**Task instructions**
Reproduce exactly the lines below, starting at the line that contains "Give me the" and ending with the last line of the records, both included; leave out any pictures.
-- BEGIN Data rows --
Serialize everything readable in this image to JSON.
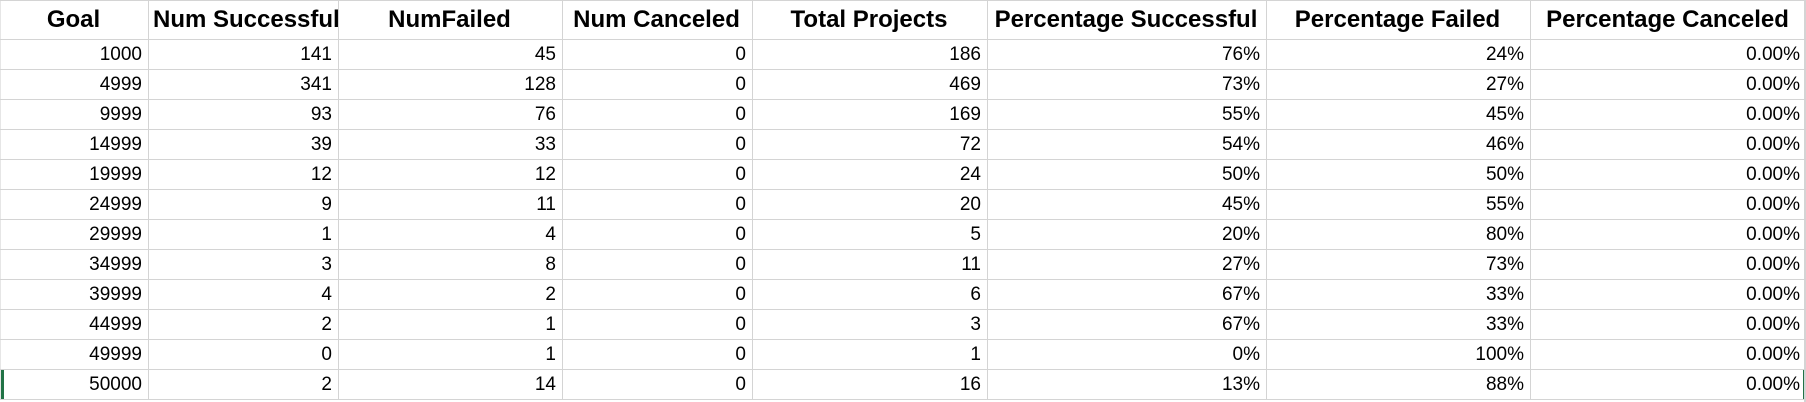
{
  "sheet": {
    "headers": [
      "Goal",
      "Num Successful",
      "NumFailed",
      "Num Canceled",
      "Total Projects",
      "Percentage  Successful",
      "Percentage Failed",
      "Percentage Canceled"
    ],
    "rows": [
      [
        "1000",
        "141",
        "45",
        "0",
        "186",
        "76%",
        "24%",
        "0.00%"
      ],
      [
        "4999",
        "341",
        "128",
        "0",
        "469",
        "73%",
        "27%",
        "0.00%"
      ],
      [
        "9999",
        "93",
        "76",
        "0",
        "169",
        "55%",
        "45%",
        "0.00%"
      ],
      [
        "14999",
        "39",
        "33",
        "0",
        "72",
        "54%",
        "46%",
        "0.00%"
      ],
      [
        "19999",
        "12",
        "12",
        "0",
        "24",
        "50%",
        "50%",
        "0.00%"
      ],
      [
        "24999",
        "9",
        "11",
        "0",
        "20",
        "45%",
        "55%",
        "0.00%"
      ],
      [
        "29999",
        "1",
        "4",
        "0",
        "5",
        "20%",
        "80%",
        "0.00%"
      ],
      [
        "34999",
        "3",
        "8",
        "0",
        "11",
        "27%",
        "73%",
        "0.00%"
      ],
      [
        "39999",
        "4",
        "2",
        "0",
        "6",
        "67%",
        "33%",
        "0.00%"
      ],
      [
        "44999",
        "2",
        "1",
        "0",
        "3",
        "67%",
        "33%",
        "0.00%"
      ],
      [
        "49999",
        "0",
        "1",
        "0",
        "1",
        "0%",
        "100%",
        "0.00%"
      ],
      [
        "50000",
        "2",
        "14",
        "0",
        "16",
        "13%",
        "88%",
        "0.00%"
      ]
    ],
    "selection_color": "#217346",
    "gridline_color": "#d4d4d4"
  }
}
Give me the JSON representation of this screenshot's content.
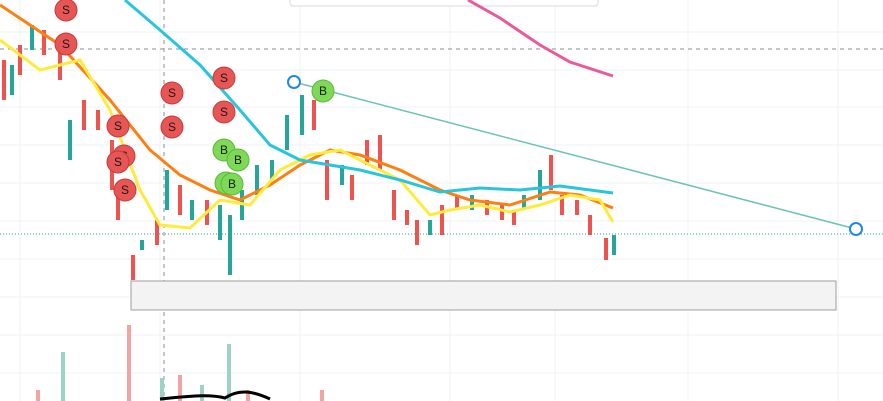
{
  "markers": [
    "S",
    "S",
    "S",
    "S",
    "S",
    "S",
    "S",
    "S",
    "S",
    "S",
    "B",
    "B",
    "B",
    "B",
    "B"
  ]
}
-- END Data rows --
**Reply**
Give me the JSON representation of this screenshot's content.
{
  "markers": [
    "S",
    "S",
    "S",
    "S",
    "S",
    "S",
    "S",
    "S",
    "S",
    "S",
    "B",
    "B",
    "B",
    "B",
    "B"
  ]
}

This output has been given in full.